(Your goal): Select from the data all lines with the word "icon".

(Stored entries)
------------------------------------------------
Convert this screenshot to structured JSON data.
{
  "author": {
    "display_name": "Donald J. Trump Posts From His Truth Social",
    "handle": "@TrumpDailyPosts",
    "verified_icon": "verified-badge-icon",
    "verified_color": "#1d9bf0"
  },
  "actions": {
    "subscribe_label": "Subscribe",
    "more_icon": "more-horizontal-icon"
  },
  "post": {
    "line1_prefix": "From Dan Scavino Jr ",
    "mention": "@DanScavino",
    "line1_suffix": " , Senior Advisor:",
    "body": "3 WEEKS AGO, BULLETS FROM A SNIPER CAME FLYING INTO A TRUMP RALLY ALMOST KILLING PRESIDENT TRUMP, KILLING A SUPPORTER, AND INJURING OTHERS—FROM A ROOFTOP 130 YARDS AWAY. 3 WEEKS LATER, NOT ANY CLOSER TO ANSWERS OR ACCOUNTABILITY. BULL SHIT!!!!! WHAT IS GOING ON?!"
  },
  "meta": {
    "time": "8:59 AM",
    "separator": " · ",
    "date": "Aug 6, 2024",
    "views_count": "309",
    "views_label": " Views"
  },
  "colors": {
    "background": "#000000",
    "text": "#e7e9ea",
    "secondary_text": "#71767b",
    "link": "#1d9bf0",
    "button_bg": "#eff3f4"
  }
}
------------------------------------------------
(Correct response):
    "verified_icon": "verified-badge-icon",
    "more_icon": "more-horizontal-icon"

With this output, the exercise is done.